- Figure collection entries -
++++

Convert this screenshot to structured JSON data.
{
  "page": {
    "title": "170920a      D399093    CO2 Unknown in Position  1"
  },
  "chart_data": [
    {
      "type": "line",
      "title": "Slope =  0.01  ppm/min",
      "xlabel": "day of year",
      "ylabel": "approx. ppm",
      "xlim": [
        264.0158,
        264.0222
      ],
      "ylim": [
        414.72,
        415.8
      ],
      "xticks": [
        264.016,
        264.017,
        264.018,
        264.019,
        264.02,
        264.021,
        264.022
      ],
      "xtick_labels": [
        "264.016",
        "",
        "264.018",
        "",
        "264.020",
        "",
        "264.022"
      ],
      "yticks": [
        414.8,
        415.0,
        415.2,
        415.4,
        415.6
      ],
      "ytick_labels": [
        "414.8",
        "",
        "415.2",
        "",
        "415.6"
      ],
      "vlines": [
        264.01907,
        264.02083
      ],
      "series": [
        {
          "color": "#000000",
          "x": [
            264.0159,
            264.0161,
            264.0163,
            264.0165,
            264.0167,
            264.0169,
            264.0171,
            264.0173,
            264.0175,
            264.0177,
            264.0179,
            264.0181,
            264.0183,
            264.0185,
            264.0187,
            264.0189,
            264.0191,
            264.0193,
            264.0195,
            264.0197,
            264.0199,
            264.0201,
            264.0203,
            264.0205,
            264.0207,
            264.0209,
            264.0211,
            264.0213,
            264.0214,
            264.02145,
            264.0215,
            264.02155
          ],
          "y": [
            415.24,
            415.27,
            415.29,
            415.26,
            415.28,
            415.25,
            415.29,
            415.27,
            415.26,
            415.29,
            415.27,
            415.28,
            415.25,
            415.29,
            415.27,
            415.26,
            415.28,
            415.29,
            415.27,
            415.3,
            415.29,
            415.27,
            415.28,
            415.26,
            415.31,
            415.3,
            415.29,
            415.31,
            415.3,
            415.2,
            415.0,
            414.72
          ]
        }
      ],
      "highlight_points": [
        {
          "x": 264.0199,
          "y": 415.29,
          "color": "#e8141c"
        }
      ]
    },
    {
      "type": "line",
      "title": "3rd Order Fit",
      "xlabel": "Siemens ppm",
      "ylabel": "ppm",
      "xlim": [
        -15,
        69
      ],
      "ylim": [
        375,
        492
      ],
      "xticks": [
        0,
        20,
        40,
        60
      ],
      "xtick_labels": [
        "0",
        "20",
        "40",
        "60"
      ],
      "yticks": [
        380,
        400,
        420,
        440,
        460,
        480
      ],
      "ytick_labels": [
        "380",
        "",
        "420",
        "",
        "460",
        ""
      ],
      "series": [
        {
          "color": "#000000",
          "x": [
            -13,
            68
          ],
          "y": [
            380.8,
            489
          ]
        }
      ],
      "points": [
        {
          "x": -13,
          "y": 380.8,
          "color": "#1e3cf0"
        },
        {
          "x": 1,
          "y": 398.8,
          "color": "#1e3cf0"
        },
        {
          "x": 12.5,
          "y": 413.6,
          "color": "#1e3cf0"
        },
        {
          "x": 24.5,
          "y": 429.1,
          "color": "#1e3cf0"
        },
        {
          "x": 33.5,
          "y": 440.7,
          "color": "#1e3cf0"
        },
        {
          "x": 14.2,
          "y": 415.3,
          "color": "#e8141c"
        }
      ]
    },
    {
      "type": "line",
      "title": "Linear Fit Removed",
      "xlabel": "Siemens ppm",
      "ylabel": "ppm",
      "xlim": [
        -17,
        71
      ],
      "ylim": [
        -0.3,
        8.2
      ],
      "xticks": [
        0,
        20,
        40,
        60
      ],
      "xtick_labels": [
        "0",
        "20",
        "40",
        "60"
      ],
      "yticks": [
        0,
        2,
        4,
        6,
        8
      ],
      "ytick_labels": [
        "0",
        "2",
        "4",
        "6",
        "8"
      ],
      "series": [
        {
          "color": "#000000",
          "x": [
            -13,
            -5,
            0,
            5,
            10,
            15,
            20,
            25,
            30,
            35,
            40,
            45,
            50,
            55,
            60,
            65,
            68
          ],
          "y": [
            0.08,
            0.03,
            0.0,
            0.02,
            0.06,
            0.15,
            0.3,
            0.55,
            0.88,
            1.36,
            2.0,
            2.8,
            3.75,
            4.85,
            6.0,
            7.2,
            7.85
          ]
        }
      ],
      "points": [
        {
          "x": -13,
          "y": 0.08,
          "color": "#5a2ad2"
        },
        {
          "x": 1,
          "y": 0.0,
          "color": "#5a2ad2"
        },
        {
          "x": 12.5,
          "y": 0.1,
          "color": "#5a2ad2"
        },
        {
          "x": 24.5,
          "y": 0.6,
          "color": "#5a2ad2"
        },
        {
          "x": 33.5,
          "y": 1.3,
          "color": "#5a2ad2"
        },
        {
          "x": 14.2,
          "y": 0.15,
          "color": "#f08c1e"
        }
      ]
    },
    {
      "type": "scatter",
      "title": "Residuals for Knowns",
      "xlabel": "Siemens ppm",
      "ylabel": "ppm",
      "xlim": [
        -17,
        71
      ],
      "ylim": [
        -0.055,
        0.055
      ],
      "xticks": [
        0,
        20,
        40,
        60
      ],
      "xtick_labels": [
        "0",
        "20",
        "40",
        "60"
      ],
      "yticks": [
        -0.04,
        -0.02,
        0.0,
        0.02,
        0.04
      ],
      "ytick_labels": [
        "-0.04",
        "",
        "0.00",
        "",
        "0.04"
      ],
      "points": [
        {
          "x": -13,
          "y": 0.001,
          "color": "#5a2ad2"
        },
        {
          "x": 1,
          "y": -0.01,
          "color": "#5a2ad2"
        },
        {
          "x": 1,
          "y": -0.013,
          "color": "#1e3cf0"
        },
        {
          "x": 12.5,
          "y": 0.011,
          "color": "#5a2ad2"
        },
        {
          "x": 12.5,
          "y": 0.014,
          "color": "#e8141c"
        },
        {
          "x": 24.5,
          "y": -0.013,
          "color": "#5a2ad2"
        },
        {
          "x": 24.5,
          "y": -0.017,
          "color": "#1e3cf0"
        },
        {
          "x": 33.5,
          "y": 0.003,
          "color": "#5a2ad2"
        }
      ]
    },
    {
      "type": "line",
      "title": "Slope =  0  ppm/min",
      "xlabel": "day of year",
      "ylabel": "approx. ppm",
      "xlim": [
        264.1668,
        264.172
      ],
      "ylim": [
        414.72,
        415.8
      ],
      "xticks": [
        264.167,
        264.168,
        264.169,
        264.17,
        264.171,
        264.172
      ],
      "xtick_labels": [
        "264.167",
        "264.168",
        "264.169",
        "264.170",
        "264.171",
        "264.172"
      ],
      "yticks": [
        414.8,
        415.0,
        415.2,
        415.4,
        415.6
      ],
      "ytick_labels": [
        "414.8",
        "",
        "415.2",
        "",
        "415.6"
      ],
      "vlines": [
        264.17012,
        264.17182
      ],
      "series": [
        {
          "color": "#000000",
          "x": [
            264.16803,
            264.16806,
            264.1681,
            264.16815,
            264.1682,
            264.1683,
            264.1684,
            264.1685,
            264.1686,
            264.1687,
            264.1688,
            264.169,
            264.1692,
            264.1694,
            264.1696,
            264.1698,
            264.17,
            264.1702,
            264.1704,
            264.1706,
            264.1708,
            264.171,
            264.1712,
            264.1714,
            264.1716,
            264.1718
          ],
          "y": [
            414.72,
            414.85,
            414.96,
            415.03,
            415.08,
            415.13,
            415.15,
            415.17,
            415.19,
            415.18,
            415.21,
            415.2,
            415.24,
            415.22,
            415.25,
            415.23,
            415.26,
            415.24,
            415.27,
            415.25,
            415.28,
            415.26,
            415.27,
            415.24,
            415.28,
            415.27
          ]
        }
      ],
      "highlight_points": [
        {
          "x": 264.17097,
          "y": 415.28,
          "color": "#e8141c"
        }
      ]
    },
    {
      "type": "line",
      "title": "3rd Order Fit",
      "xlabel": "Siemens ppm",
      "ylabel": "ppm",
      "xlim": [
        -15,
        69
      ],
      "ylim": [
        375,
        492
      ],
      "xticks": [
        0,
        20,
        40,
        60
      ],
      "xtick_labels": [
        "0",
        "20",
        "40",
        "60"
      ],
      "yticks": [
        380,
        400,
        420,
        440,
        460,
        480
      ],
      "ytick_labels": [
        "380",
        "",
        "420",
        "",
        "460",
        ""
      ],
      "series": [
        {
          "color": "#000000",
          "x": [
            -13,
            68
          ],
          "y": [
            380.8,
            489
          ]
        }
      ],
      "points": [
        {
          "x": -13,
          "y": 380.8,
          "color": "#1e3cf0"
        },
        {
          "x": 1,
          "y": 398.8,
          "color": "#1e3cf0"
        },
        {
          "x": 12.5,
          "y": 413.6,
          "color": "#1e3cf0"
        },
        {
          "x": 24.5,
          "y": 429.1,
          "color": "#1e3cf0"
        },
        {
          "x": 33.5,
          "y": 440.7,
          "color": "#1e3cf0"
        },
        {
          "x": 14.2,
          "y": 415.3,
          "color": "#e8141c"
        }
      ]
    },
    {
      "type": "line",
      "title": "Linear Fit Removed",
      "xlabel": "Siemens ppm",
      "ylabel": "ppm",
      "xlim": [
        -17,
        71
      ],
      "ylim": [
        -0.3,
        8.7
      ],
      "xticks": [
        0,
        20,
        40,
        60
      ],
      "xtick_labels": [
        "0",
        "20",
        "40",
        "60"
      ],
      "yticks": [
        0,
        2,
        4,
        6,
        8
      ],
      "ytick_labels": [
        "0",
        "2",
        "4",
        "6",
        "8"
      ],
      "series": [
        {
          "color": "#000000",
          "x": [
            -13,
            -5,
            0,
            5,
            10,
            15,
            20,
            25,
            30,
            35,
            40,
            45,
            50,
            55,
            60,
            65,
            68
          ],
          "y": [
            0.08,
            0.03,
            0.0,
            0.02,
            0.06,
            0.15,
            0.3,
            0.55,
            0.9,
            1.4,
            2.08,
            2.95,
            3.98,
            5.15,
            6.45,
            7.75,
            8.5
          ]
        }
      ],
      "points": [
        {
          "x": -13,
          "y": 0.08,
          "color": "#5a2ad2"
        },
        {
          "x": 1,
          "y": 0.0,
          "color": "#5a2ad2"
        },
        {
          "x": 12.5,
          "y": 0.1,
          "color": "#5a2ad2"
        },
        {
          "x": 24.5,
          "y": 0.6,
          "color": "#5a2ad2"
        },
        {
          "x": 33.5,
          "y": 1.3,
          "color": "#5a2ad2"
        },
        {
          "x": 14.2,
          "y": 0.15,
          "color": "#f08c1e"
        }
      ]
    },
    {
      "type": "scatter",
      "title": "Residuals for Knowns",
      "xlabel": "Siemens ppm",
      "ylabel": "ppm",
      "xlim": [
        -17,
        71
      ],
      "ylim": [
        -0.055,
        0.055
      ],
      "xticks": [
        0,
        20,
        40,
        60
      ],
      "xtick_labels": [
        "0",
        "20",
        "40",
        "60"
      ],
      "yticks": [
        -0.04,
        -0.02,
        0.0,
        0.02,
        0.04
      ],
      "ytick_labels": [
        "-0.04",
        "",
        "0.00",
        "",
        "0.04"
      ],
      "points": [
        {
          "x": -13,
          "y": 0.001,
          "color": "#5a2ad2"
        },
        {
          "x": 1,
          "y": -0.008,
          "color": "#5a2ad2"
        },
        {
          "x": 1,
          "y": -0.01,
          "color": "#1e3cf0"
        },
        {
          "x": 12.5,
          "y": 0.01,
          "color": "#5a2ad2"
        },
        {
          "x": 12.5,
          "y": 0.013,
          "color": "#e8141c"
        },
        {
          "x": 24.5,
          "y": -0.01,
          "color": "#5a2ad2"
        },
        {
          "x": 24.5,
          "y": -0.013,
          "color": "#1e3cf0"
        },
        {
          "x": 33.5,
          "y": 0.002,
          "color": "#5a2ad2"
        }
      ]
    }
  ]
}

++++

- Instructions to follow -
Count the lines of the material that include the word "Slope", then state only the total.

- Problem solution -
2